→ **YOUR INSTRUCTIONS**
Return every entry exactly.

→ **LISTED RECORDS**
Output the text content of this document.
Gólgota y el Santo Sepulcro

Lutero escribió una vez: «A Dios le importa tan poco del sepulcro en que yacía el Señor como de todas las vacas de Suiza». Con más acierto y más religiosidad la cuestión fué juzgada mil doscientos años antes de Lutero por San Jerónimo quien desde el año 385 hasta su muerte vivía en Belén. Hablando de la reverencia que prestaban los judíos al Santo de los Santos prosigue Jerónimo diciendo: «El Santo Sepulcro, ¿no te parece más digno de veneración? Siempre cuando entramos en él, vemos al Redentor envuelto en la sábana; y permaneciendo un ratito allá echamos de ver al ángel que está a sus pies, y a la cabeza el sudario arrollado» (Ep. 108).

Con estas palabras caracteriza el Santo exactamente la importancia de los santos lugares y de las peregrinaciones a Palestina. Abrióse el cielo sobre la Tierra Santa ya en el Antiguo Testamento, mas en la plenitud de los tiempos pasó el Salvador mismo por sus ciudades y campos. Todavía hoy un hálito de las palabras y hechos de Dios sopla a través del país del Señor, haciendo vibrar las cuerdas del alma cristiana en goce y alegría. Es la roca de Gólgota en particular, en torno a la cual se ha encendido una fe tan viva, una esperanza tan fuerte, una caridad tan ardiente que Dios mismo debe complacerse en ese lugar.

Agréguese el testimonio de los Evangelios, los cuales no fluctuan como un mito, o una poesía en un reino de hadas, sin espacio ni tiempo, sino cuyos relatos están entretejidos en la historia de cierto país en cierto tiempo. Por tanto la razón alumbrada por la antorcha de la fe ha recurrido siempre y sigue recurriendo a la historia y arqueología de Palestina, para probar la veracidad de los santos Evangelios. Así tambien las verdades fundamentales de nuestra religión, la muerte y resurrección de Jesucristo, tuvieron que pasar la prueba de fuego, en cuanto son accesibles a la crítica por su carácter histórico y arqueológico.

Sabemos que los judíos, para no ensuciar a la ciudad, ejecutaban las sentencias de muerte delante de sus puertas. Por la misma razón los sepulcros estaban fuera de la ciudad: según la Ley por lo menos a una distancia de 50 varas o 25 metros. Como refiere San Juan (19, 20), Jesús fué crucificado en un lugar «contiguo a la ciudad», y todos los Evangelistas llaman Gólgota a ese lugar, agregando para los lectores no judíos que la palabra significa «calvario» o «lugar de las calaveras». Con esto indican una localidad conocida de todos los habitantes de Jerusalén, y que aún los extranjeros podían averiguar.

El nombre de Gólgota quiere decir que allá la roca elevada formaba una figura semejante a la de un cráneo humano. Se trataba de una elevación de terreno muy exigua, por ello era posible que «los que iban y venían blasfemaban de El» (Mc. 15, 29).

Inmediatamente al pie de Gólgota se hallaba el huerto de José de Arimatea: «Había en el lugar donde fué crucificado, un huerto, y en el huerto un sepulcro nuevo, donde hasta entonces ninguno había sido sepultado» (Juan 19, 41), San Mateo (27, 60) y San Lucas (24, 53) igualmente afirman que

→ **REPLY TO THE TASK**
Output the text content of this document.
Gólgota y el Santo Sepulcro

Lutero escribió una vez: «A Dios le importa tan poco del sepulcro en que yacía el Señor como de todas las vacas de Suiza». Con más acierto y más religiosidad la cuestión fué juzgada mil doscientos años antes de Lutero por San Jerónimo quien desde el año 385 hasta su muerte vivía en Belén. Hablando de la reverencia que prestaban los judíos al Santo de los Santos prosigue Jerónimo diciendo: «El Santo Sepulcro, ¿no te parece más digno de veneración? Siempre cuando entramos en él, vemos al Redentor envuelto en la sábana; y permaneciendo un ratito allá echamos de ver al ángel que está a sus pies, y a la cabeza el sudario arrollado» (Ep. 108).

Con estas palabras caracteriza el Santo exactamente la importancia de los santos lugares y de las peregrinaciones a Palestina. Abrióse el cielo sobre la Tierra Santa ya en el Antiguo Testamento, mas en la plenitud de los tiempos pasó el Salvador mismo por sus ciudades y campos. Todavía hoy un hálito de las palabras y hechos de Dios sopla a través del país del Señor, haciendo vibrar las cuerdas del alma cristiana en goce y alegría. Es la roca de Gólgota en particular, en torno a la cual se ha encendido una fe tan viva, una esperanza tan fuerte, una caridad tan ardiente que Dios mismo debe complacerse en ese lugar.

Agréguese el testimonio de los Evangelios, los cuales no fluctuan como un mito, o una poesía en un reino de hadas, sin espacio ni tiempo, sino cuyos relatos están entretejidos en la historia de cierto país en cierto tiempo. Por tanto la razón alumbrada por la antorcha de la fe ha recurrido siempre y sigue recurriendo a la historia y arqueología de Palestina, para probar la veracidad de los santos Evangelios. Así tambien las verdades fundamentales de nuestra religión, la muerte y resurrección de Jesucristo, tuvieron que pasar la prueba de fuego, en cuanto son accesibles a la crítica por su carácter histórico y arqueológico.

Sabemos que los judíos, para no ensuciar a la ciudad, ejecutaban las sentencias de muerte delante de sus puertas. Por la misma razón los sepulcros estaban fuera de la ciudad: según la Ley por lo menos a una distancia de 50 varas o 25 metros. Como refiere San Juan (19, 20), Jesús fué crucificado en un lugar «contiguo a la ciudad», y todos los Evangelistas llaman Gólgota a ese lugar, agregando para los lectores no judíos que la palabra significa «calvario» o «lugar de las calaveras». Con esto indican una localidad conocida de todos los habitantes de Jerusalén, y que aún los extranjeros podían averiguar.

El nombre de Gólgota quiere decir que allá la roca elevada formaba una figura semejante a la de un cráneo humano. Se trataba de una elevación de terreno muy exigua, por ello era posible que «los que iban y venían blasfemaban de El» (Mc. 15, 29).

Inmediatamente al pie de Gólgota se hallaba el huerto de José de Arimatea: «Había en el lugar donde fué crucificado, un huerto, y en el huerto un sepulcro nuevo, donde hasta entonces ninguno había sido sepultado» (Juan 19, 41), San Mateo (27, 60) y San Lucas (24, 53) igualmente afirman que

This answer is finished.